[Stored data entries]
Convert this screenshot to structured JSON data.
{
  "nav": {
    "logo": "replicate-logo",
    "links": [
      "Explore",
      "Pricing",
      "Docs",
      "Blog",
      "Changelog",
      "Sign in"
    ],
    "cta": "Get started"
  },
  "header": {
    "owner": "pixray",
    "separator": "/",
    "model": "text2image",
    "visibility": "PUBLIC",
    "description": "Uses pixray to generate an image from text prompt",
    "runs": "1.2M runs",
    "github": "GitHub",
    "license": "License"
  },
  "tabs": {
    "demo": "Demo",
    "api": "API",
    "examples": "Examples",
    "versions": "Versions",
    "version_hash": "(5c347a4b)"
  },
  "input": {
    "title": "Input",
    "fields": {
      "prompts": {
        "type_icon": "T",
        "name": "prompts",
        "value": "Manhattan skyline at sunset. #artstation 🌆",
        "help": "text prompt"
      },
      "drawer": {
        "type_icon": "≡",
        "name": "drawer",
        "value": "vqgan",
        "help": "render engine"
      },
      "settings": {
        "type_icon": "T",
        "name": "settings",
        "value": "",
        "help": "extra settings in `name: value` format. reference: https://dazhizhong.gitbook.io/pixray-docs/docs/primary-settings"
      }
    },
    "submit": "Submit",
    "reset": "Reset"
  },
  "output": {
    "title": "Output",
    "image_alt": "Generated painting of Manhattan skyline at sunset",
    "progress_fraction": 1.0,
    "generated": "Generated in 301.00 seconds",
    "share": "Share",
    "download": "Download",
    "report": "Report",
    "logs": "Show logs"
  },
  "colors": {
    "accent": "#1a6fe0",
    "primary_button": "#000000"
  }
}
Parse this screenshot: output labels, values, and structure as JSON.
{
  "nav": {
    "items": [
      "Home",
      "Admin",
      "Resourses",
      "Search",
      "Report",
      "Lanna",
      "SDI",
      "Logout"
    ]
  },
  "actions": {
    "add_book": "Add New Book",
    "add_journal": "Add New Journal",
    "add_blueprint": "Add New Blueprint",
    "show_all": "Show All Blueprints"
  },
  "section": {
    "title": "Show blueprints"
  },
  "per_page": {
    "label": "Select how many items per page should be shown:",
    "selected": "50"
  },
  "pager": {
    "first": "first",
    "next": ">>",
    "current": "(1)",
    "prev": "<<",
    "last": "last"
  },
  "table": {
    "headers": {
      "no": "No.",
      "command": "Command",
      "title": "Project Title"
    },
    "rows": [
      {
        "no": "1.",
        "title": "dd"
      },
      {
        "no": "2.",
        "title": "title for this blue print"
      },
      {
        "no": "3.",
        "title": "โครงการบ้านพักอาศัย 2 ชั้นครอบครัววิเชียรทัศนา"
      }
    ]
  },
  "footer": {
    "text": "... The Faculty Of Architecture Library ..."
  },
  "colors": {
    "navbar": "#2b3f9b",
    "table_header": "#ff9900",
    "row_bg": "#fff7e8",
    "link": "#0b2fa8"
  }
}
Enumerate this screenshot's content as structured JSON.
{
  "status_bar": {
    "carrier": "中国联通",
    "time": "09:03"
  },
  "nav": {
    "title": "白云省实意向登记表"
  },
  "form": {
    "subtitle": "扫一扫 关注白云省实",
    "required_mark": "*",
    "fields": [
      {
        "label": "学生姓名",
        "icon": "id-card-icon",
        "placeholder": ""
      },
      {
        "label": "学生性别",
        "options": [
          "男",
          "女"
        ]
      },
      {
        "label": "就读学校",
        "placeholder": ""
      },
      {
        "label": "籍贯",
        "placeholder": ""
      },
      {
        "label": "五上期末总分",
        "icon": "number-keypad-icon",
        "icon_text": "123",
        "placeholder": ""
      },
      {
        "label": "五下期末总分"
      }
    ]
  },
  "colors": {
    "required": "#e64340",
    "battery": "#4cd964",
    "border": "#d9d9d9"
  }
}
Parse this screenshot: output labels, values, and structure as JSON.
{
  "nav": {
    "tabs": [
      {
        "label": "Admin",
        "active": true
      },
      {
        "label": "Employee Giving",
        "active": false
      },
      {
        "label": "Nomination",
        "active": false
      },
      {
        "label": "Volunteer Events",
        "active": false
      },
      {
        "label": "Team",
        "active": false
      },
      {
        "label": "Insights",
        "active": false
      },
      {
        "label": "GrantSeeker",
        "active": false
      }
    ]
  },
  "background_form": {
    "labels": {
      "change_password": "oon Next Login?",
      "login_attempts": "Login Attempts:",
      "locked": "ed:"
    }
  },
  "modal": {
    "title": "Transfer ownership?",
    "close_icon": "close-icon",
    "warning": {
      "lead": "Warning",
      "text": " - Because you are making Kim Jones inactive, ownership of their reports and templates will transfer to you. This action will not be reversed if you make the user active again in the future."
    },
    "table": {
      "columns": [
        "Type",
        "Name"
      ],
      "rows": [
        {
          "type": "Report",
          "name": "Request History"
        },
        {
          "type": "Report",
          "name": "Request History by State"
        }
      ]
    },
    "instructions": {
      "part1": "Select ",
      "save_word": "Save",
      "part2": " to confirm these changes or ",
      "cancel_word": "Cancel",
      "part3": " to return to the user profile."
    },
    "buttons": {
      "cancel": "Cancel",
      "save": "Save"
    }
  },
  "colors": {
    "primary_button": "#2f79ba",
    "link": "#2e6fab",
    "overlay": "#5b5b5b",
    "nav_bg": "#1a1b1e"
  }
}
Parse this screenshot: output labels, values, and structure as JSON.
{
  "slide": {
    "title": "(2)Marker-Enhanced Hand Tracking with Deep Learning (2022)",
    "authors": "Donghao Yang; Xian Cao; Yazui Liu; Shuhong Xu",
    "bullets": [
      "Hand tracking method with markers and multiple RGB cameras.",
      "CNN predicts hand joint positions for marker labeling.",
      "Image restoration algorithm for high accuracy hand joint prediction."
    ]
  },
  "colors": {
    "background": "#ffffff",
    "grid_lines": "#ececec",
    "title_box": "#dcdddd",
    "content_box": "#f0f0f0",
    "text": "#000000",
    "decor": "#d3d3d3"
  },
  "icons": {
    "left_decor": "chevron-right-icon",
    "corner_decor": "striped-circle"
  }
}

**To do**: Every record should be given again exactly.

**Finished task**:
Convert this screenshot to structured JSON data.
{
  "nav": {
    "logo": "replicate-logo",
    "links": [
      "Explore",
      "Pricing",
      "Docs",
      "Blog",
      "Changelog",
      "Sign in"
    ],
    "cta": "Get started"
  },
  "header": {
    "owner": "pixray",
    "separator": "/",
    "model": "text2image",
    "visibility": "PUBLIC",
    "description": "Uses pixray to generate an image from text prompt",
    "runs": "1.2M runs",
    "github": "GitHub",
    "license": "License"
  },
  "tabs": {
    "demo": "Demo",
    "api": "API",
    "examples": "Examples",
    "versions": "Versions",
    "version_hash": "(5c347a4b)"
  },
  "input": {
    "title": "Input",
    "fields": {
      "prompts": {
        "type_icon": "T",
        "name": "prompts",
        "value": "Manhattan skyline at sunset. #artstation 🌆",
        "help": "text prompt"
      },
      "drawer": {
        "type_icon": "≡",
        "name": "drawer",
        "value": "vqgan",
        "help": "render engine"
      },
      "settings": {
        "type_icon": "T",
        "name": "settings",
        "value": "",
        "help": "extra settings in `name: value` format. reference: https://dazhizhong.gitbook.io/pixray-docs/docs/primary-settings"
      }
    },
    "submit": "Submit",
    "reset": "Reset"
  },
  "output": {
    "title": "Output",
    "image_alt": "Generated painting of Manhattan skyline at sunset",
    "progress_fraction": 1.0,
    "generated": "Generated in 301.00 seconds",
    "share": "Share",
    "download": "Download",
    "report": "Report",
    "logs": "Show logs"
  },
  "colors": {
    "accent": "#1a6fe0",
    "primary_button": "#000000"
  }
}
Parse this screenshot: output labels, values, and structure as JSON.
{
  "nav": {
    "items": [
      "Home",
      "Admin",
      "Resourses",
      "Search",
      "Report",
      "Lanna",
      "SDI",
      "Logout"
    ]
  },
  "actions": {
    "add_book": "Add New Book",
    "add_journal": "Add New Journal",
    "add_blueprint": "Add New Blueprint",
    "show_all": "Show All Blueprints"
  },
  "section": {
    "title": "Show blueprints"
  },
  "per_page": {
    "label": "Select how many items per page should be shown:",
    "selected": "50"
  },
  "pager": {
    "first": "first",
    "next": ">>",
    "current": "(1)",
    "prev": "<<",
    "last": "last"
  },
  "table": {
    "headers": {
      "no": "No.",
      "command": "Command",
      "title": "Project Title"
    },
    "rows": [
      {
        "no": "1.",
        "title": "dd"
      },
      {
        "no": "2.",
        "title": "title for this blue print"
      },
      {
        "no": "3.",
        "title": "โครงการบ้านพักอาศัย 2 ชั้นครอบครัววิเชียรทัศนา"
      }
    ]
  },
  "footer": {
    "text": "... The Faculty Of Architecture Library ..."
  },
  "colors": {
    "navbar": "#2b3f9b",
    "table_header": "#ff9900",
    "row_bg": "#fff7e8",
    "link": "#0b2fa8"
  }
}
Enumerate this screenshot's content as structured JSON.
{
  "status_bar": {
    "carrier": "中国联通",
    "time": "09:03"
  },
  "nav": {
    "title": "白云省实意向登记表"
  },
  "form": {
    "subtitle": "扫一扫 关注白云省实",
    "required_mark": "*",
    "fields": [
      {
        "label": "学生姓名",
        "icon": "id-card-icon",
        "placeholder": ""
      },
      {
        "label": "学生性别",
        "options": [
          "男",
          "女"
        ]
      },
      {
        "label": "就读学校",
        "placeholder": ""
      },
      {
        "label": "籍贯",
        "placeholder": ""
      },
      {
        "label": "五上期末总分",
        "icon": "number-keypad-icon",
        "icon_text": "123",
        "placeholder": ""
      },
      {
        "label": "五下期末总分"
      }
    ]
  },
  "colors": {
    "required": "#e64340",
    "battery": "#4cd964",
    "border": "#d9d9d9"
  }
}
Parse this screenshot: output labels, values, and structure as JSON.
{
  "nav": {
    "tabs": [
      {
        "label": "Admin",
        "active": true
      },
      {
        "label": "Employee Giving",
        "active": false
      },
      {
        "label": "Nomination",
        "active": false
      },
      {
        "label": "Volunteer Events",
        "active": false
      },
      {
        "label": "Team",
        "active": false
      },
      {
        "label": "Insights",
        "active": false
      },
      {
        "label": "GrantSeeker",
        "active": false
      }
    ]
  },
  "background_form": {
    "labels": {
      "change_password": "oon Next Login?",
      "login_attempts": "Login Attempts:",
      "locked": "ed:"
    }
  },
  "modal": {
    "title": "Transfer ownership?",
    "close_icon": "close-icon",
    "warning": {
      "lead": "Warning",
      "text": " - Because you are making Kim Jones inactive, ownership of their reports and templates will transfer to you. This action will not be reversed if you make the user active again in the future."
    },
    "table": {
      "columns": [
        "Type",
        "Name"
      ],
      "rows": [
        {
          "type": "Report",
          "name": "Request History"
        },
        {
          "type": "Report",
          "name": "Request History by State"
        }
      ]
    },
    "instructions": {
      "part1": "Select ",
      "save_word": "Save",
      "part2": " to confirm these changes or ",
      "cancel_word": "Cancel",
      "part3": " to return to the user profile."
    },
    "buttons": {
      "cancel": "Cancel",
      "save": "Save"
    }
  },
  "colors": {
    "primary_button": "#2f79ba",
    "link": "#2e6fab",
    "overlay": "#5b5b5b",
    "nav_bg": "#1a1b1e"
  }
}
Parse this screenshot: output labels, values, and structure as JSON.
{
  "slide": {
    "title": "(2)Marker-Enhanced Hand Tracking with Deep Learning (2022)",
    "authors": "Donghao Yang; Xian Cao; Yazui Liu; Shuhong Xu",
    "bullets": [
      "Hand tracking method with markers and multiple RGB cameras.",
      "CNN predicts hand joint positions for marker labeling.",
      "Image restoration algorithm for high accuracy hand joint prediction."
    ]
  },
  "colors": {
    "background": "#ffffff",
    "grid_lines": "#ececec",
    "title_box": "#dcdddd",
    "content_box": "#f0f0f0",
    "text": "#000000",
    "decor": "#d3d3d3"
  },
  "icons": {
    "left_decor": "chevron-right-icon",
    "corner_decor": "striped-circle"
  }
}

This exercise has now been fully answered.